Items from a figure collection
————

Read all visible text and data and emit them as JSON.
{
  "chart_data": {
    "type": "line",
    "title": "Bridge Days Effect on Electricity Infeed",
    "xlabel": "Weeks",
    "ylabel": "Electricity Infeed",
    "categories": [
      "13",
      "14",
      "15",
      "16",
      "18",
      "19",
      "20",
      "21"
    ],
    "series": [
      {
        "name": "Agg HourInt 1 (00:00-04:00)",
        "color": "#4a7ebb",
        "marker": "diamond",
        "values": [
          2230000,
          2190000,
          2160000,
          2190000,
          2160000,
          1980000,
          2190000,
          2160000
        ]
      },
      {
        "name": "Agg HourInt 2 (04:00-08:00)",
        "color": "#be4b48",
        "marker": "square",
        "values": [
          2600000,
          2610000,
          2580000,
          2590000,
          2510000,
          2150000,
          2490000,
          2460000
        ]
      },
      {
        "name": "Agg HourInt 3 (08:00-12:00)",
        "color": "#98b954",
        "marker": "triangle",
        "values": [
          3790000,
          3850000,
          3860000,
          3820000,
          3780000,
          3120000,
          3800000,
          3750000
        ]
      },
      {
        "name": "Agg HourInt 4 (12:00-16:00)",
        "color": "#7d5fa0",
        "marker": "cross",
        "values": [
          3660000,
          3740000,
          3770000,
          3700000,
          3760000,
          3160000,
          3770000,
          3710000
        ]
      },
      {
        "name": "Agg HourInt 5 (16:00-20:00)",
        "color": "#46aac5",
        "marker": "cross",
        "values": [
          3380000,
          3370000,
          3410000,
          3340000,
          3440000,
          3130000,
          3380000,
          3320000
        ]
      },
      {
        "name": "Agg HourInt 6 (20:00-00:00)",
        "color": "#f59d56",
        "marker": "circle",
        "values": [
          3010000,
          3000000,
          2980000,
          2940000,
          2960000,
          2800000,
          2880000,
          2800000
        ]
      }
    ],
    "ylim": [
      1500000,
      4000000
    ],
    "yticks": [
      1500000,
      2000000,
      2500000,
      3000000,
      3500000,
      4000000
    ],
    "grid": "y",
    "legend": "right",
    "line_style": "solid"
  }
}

————

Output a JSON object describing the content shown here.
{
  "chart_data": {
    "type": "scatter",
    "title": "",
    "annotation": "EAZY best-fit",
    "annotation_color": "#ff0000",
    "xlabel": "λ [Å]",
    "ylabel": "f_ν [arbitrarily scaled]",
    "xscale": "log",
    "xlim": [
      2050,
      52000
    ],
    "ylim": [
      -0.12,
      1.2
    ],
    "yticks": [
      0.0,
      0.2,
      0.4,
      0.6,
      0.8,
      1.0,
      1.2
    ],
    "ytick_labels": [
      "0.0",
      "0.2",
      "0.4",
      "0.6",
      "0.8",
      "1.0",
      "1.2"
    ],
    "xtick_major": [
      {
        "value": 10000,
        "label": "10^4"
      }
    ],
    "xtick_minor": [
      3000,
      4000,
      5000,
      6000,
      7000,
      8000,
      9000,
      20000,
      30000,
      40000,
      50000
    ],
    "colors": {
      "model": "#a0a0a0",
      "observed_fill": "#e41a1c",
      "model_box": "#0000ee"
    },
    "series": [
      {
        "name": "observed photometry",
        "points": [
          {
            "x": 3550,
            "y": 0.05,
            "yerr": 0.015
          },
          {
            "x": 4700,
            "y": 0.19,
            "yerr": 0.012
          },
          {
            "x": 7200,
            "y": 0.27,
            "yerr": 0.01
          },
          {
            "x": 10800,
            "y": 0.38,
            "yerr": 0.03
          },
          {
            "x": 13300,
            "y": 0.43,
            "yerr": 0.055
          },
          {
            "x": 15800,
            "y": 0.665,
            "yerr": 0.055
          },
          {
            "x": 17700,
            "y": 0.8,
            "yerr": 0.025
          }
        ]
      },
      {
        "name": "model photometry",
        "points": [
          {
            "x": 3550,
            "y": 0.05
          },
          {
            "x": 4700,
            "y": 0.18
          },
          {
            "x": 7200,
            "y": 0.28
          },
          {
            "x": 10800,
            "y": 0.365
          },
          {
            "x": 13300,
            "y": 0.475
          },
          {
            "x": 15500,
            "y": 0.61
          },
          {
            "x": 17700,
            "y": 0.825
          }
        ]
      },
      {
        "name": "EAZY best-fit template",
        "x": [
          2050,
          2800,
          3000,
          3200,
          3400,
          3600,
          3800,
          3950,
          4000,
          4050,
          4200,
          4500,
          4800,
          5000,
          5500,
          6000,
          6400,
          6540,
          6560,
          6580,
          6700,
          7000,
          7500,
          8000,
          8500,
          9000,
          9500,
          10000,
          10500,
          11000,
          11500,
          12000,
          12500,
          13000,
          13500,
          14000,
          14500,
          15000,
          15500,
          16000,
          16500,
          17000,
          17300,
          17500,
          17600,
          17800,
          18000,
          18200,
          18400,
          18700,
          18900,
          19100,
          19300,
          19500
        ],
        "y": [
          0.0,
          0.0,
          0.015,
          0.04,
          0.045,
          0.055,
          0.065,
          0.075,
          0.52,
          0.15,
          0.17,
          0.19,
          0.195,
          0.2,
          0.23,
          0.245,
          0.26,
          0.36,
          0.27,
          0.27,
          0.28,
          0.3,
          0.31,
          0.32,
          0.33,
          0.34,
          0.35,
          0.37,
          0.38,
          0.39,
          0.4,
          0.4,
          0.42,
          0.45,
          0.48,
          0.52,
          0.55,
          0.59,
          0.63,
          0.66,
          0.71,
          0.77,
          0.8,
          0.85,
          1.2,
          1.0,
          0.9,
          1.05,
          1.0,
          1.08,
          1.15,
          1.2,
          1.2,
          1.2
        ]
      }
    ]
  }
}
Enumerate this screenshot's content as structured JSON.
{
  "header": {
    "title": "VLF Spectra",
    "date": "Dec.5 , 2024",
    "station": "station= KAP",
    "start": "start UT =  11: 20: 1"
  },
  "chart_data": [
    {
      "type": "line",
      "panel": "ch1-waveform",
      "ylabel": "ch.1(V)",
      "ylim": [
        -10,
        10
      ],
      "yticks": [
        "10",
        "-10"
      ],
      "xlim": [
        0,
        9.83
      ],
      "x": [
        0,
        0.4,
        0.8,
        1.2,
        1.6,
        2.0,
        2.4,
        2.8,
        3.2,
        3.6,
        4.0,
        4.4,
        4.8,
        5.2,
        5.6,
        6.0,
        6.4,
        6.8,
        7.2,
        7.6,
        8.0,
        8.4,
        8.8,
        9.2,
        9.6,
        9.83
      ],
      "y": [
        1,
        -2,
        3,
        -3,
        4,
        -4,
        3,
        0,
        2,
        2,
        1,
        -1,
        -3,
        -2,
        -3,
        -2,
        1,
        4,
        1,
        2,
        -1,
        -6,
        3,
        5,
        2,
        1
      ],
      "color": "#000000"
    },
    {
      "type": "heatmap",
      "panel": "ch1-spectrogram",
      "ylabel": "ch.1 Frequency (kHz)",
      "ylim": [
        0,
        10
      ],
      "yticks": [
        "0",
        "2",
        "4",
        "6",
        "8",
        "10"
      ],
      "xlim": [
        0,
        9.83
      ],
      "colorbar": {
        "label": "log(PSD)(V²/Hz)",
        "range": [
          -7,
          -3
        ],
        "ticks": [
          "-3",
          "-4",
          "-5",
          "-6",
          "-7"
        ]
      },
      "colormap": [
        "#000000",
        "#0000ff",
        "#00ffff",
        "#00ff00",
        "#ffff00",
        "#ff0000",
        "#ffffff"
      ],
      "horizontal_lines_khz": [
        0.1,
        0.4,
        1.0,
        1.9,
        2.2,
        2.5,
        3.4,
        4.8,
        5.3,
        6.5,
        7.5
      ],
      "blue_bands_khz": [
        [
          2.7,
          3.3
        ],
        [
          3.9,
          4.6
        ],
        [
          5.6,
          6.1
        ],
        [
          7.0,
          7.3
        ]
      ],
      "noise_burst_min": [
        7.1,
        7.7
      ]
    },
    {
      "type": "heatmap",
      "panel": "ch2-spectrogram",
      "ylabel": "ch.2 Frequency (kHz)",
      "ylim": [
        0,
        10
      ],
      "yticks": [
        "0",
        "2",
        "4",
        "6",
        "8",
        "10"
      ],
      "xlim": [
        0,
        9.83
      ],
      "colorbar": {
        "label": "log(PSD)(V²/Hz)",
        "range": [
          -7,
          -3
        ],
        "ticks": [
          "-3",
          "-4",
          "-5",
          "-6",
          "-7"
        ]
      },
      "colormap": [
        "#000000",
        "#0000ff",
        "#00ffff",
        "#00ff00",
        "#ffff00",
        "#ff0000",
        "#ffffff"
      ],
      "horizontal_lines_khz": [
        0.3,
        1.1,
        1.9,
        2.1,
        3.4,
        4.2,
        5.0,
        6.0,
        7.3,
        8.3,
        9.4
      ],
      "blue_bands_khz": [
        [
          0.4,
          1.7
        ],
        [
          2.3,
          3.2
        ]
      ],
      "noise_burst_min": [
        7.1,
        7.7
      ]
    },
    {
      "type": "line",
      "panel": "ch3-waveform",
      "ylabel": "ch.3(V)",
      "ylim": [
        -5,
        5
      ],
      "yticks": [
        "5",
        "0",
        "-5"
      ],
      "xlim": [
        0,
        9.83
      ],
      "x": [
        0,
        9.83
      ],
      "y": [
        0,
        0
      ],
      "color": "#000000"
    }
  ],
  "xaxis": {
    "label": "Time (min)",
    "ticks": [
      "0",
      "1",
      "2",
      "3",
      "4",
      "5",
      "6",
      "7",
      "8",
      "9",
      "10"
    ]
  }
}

————

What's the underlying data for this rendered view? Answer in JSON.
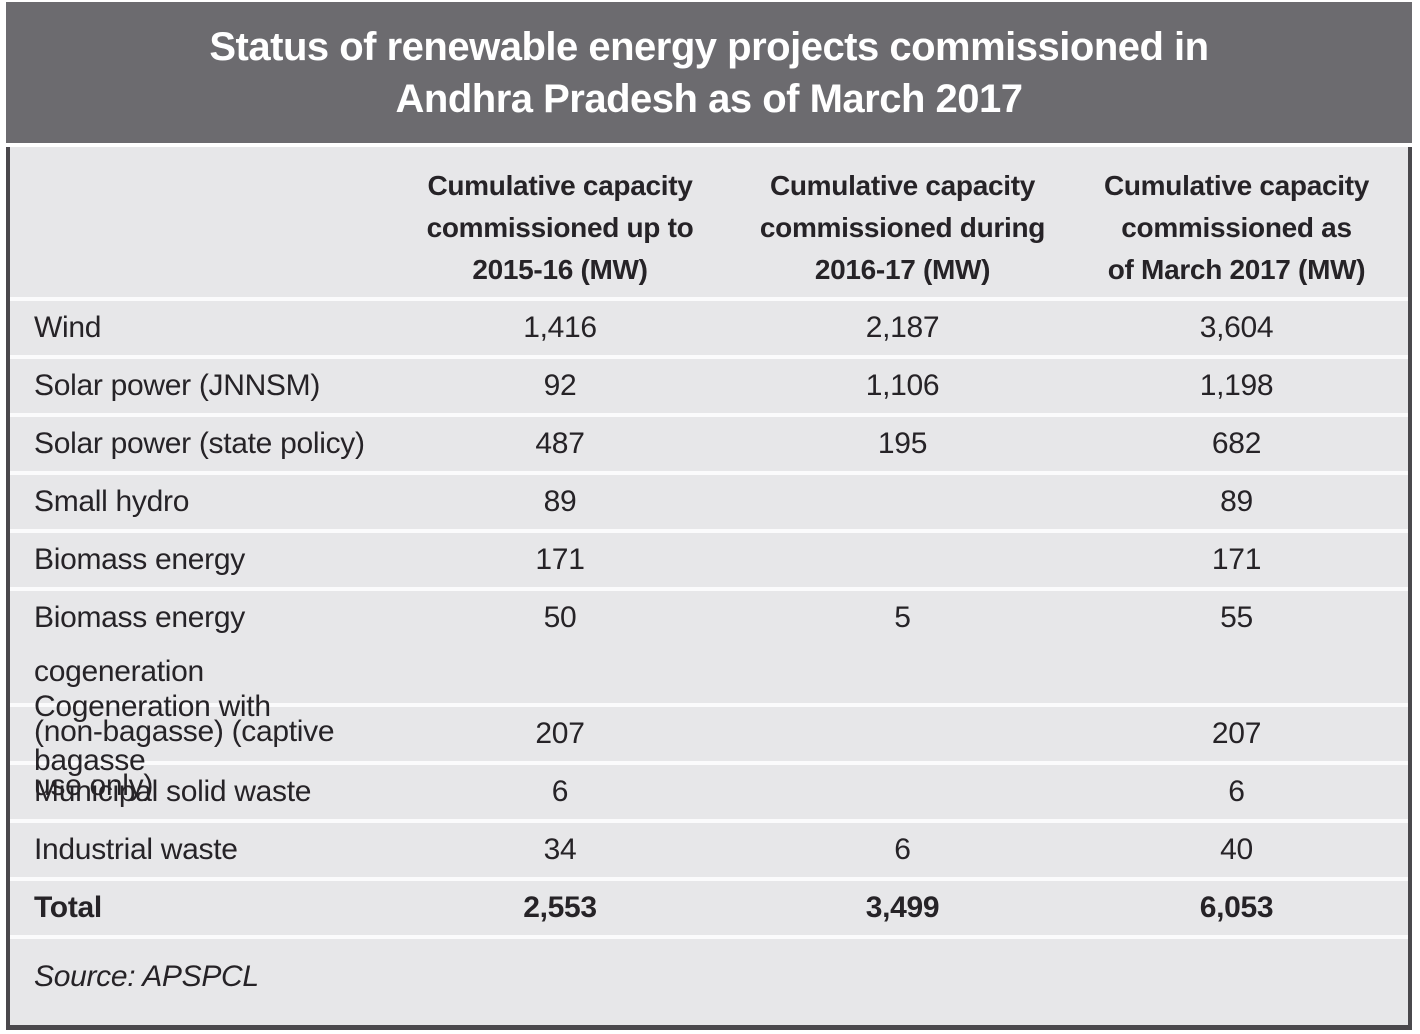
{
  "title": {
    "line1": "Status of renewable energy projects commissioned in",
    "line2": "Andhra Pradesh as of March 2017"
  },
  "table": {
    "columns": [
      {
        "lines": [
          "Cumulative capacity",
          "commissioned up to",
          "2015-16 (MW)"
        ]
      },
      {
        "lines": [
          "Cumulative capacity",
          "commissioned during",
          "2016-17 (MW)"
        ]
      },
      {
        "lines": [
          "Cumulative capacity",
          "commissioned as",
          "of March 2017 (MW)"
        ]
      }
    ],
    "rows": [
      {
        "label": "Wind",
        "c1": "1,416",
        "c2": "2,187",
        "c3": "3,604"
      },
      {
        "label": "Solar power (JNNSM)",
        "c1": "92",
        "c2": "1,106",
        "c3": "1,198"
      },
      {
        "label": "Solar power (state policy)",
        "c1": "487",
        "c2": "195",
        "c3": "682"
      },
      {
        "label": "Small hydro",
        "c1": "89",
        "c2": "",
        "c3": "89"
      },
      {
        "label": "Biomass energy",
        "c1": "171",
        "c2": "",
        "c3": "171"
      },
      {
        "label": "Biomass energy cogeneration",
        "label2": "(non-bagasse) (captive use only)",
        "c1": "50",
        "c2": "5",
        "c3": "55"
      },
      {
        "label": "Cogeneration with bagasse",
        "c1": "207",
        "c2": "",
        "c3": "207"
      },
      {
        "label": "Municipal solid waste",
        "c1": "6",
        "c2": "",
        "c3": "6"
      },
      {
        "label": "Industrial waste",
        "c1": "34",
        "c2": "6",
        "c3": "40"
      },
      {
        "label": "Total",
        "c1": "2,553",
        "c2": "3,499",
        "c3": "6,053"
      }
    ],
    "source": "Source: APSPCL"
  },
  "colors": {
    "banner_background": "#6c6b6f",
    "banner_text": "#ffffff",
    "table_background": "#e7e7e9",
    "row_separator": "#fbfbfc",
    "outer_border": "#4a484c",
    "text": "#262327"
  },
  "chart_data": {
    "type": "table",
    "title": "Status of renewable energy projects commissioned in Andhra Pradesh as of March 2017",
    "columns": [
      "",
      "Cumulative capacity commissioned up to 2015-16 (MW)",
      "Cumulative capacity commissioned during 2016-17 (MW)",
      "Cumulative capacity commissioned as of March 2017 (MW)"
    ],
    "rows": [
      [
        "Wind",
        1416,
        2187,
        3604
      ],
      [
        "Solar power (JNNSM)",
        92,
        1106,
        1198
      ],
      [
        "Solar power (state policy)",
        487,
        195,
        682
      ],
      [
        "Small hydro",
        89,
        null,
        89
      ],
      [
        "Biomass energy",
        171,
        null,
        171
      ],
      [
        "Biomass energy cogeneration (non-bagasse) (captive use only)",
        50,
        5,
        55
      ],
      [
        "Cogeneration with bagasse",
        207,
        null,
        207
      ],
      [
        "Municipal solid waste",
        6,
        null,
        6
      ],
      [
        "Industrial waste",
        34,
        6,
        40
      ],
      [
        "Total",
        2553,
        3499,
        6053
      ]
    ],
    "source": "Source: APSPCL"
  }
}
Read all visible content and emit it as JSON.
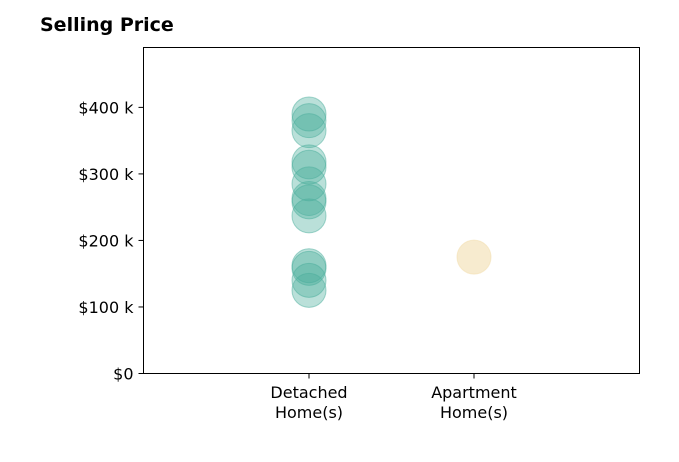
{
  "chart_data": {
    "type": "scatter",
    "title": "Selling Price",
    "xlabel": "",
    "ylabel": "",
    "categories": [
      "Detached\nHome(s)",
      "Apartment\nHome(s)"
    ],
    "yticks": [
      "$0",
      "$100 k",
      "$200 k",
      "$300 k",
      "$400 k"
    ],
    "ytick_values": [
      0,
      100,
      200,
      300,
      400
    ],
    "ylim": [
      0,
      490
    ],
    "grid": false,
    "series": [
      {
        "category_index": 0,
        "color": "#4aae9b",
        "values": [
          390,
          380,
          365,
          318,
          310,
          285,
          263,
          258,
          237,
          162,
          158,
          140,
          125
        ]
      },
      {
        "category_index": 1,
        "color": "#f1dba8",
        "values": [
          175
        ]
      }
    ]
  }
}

————

§ Job
Find every line with the word "this" and state how many there are, with no other words.

§ Answer to the task
2